== READING TEXT ==
Lakewood developer Besadar Holdings is suing the Township's Planning Board for denying his application at the urging of the neighbors. Those neighbors recently asked the Court to permit them to intervene in the lawsuit to join the Planning Board in fighting back against Besadar Holdings.

Besadar Holdings has now preempted a ruling by the judge by consenting to the intervention.

As first reported here on FAA News, back in June, the Lakewood Township's Planning Board very uncharacteristically denied a "mostly conforming" application for 9 new single family homes on a cul-de-sac road along the southwest side of Fourteenth Street, southeast of Curtis Lane.

The application which was filed by Solomon Halpern of Besadar Holdings, was represented by Attorney Robert C. Shea, Esq., and Engineer Brian Flannery.

There are many trees on this secluded 3.2 acres site which was the former home of infamous land owner Sydney Krupnik.

Many neighbors, represented by Attorney Ron Gasiorowski and Engineer Gordon Gemma, opposed the application citing traffic safety concerns. They also spoke highly of their "unique neighborhood" which by and large does not have basement apartments. They also noted that there is no stopping or standing along their narrow section of Fourteenth Street, so if there is insufficient internal space for all the cars to be parked, there will be no other place for them to park.

When the Board questioned the applicant whether or not he proposed to build basements, he responded "perhaps yes, perhaps no". The applicant's professionals flat out denied a compromised proposed by the Board to approve the application with an stipulation of a deed restriction prohibiting basement apartments.

The application proposed a standard 32 foot wide road pavement, curb and sidewalk, 4 parking spaces per home, and a stormwater management system on-site and within the cul-de-sac, as well as extensions of utility mains, landscaping, and street lighting.

Each of the single family homes were proposed on 12,000 sq foot lots, as is permitted in the R-12 Single-Family Residential Zone District. As such, no variances were requested, making this technically a "fully conforming application". However, there were some minor submission and design waivers requested which the Board weighed heavily on:

Lakewood Township's Unified Development Ordinance requires developers to submit architectural plans with a minimum of 4 basic house designs for proposed residential development consisting of 7 to 15 dwellings. The applicant did not submit the required architectural plans.

In response, the applicant’s engineer indicated that the proposed lots in this subdivision will be sold to individual buyers who will build custom homes and therefore it's not possible to submit architectural plans now.

Applicants are also required to provide an Environmental Impact Statement. In response, the applicant’s engineer claimed no environmental constraints are present on site.

The application sought a design waiver from providing non-radial lot lines. The Board Engineer recommended that the Board should grant this design waiver because the non-radial lot lines have been designed such that 2 of the proposed lots will meet the minimum area and width requirements, while keeping stormwater management facilities entirely on a single lot.

== DATA SUPPLIED ==
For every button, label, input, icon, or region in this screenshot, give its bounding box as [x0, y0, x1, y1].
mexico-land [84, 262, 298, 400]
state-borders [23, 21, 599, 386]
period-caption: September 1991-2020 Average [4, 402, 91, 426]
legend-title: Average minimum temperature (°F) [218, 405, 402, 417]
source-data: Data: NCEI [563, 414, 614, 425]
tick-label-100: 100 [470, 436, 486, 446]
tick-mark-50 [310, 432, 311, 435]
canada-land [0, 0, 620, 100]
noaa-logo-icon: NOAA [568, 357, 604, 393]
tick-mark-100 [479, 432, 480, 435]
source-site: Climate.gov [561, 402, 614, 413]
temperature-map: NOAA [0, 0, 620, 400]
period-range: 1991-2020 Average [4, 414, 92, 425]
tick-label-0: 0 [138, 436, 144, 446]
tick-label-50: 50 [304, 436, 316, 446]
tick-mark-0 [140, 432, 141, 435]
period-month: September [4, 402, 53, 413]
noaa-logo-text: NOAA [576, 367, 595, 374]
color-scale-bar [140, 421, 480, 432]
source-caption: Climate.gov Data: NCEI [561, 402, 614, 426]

== REQUIREMENTS ==
Please reproduce word for word everything in the Lakewood subdivision article above, from "The application which" down to "owner Sydney Krupnik.".

== RESULT ==
The application which was filed by Solomon Halpern of Besadar Holdings, was represented by Attorney Robert C. Shea, Esq., and Engineer Brian Flannery.

There are many trees on this secluded 3.2 acres site which was the former home of infamous land owner Sydney Krupnik.